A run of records
┄┄┄┄┄┄
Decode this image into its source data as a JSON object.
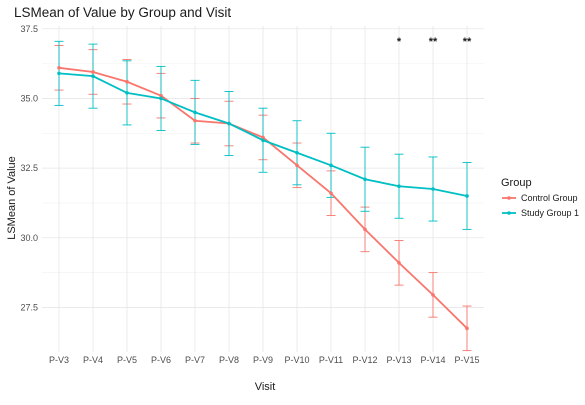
{
  "chart_data": {
    "type": "line",
    "title": "LSMean of Value by Group and Visit",
    "xlabel": "Visit",
    "ylabel": "LSMean of Value",
    "categories": [
      "P-V3",
      "P-V4",
      "P-V5",
      "P-V6",
      "P-V7",
      "P-V8",
      "P-V9",
      "P-V10",
      "P-V11",
      "P-V12",
      "P-V13",
      "P-V14",
      "P-V15"
    ],
    "ylim": [
      25.9,
      37.6
    ],
    "yticks": [
      27.5,
      30.0,
      32.5,
      35.0,
      37.5
    ],
    "ytick_labels": [
      "27.5",
      "30.0",
      "32.5",
      "35.0",
      "37.5"
    ],
    "grid": true,
    "legend": {
      "title": "Group",
      "position": "right"
    },
    "series": [
      {
        "name": "Control Group",
        "color": "#f8766d",
        "values": [
          36.1,
          35.95,
          35.6,
          35.1,
          34.2,
          34.1,
          33.6,
          32.6,
          31.6,
          30.3,
          29.1,
          27.95,
          26.75
        ],
        "lower": [
          35.3,
          35.15,
          34.8,
          34.3,
          33.4,
          33.3,
          32.8,
          31.8,
          30.8,
          29.5,
          28.3,
          27.15,
          25.95
        ],
        "upper": [
          36.9,
          36.75,
          36.4,
          35.9,
          35.0,
          34.9,
          34.4,
          33.4,
          32.4,
          31.1,
          29.9,
          28.75,
          27.55
        ]
      },
      {
        "name": "Study Group 1",
        "color": "#00bfc4",
        "values": [
          35.9,
          35.8,
          35.2,
          35.0,
          34.5,
          34.1,
          33.5,
          33.05,
          32.6,
          32.1,
          31.85,
          31.75,
          31.5
        ],
        "lower": [
          34.75,
          34.65,
          34.05,
          33.85,
          33.35,
          32.95,
          32.35,
          31.9,
          31.45,
          30.95,
          30.7,
          30.6,
          30.3
        ],
        "upper": [
          37.05,
          36.95,
          36.35,
          36.15,
          35.65,
          35.25,
          34.65,
          34.2,
          33.75,
          33.25,
          33.0,
          32.9,
          32.7
        ]
      }
    ],
    "annotations": [
      {
        "category": "P-V13",
        "text": "*"
      },
      {
        "category": "P-V14",
        "text": "**"
      },
      {
        "category": "P-V15",
        "text": "**"
      }
    ]
  }
}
┄┄┄┄┄┄
_Problem statement_: Transcribe the records word for word and include no pictures.

_Response below_:
Decode this image into its source data as a JSON object.
{
  "chart_data": {
    "type": "line",
    "title": "LSMean of Value by Group and Visit",
    "xlabel": "Visit",
    "ylabel": "LSMean of Value",
    "categories": [
      "P-V3",
      "P-V4",
      "P-V5",
      "P-V6",
      "P-V7",
      "P-V8",
      "P-V9",
      "P-V10",
      "P-V11",
      "P-V12",
      "P-V13",
      "P-V14",
      "P-V15"
    ],
    "ylim": [
      25.9,
      37.6
    ],
    "yticks": [
      27.5,
      30.0,
      32.5,
      35.0,
      37.5
    ],
    "ytick_labels": [
      "27.5",
      "30.0",
      "32.5",
      "35.0",
      "37.5"
    ],
    "grid": true,
    "legend": {
      "title": "Group",
      "position": "right"
    },
    "series": [
      {
        "name": "Control Group",
        "color": "#f8766d",
        "values": [
          36.1,
          35.95,
          35.6,
          35.1,
          34.2,
          34.1,
          33.6,
          32.6,
          31.6,
          30.3,
          29.1,
          27.95,
          26.75
        ],
        "lower": [
          35.3,
          35.15,
          34.8,
          34.3,
          33.4,
          33.3,
          32.8,
          31.8,
          30.8,
          29.5,
          28.3,
          27.15,
          25.95
        ],
        "upper": [
          36.9,
          36.75,
          36.4,
          35.9,
          35.0,
          34.9,
          34.4,
          33.4,
          32.4,
          31.1,
          29.9,
          28.75,
          27.55
        ]
      },
      {
        "name": "Study Group 1",
        "color": "#00bfc4",
        "values": [
          35.9,
          35.8,
          35.2,
          35.0,
          34.5,
          34.1,
          33.5,
          33.05,
          32.6,
          32.1,
          31.85,
          31.75,
          31.5
        ],
        "lower": [
          34.75,
          34.65,
          34.05,
          33.85,
          33.35,
          32.95,
          32.35,
          31.9,
          31.45,
          30.95,
          30.7,
          30.6,
          30.3
        ],
        "upper": [
          37.05,
          36.95,
          36.35,
          36.15,
          35.65,
          35.25,
          34.65,
          34.2,
          33.75,
          33.25,
          33.0,
          32.9,
          32.7
        ]
      }
    ],
    "annotations": [
      {
        "category": "P-V13",
        "text": "*"
      },
      {
        "category": "P-V14",
        "text": "**"
      },
      {
        "category": "P-V15",
        "text": "**"
      }
    ]
  }
}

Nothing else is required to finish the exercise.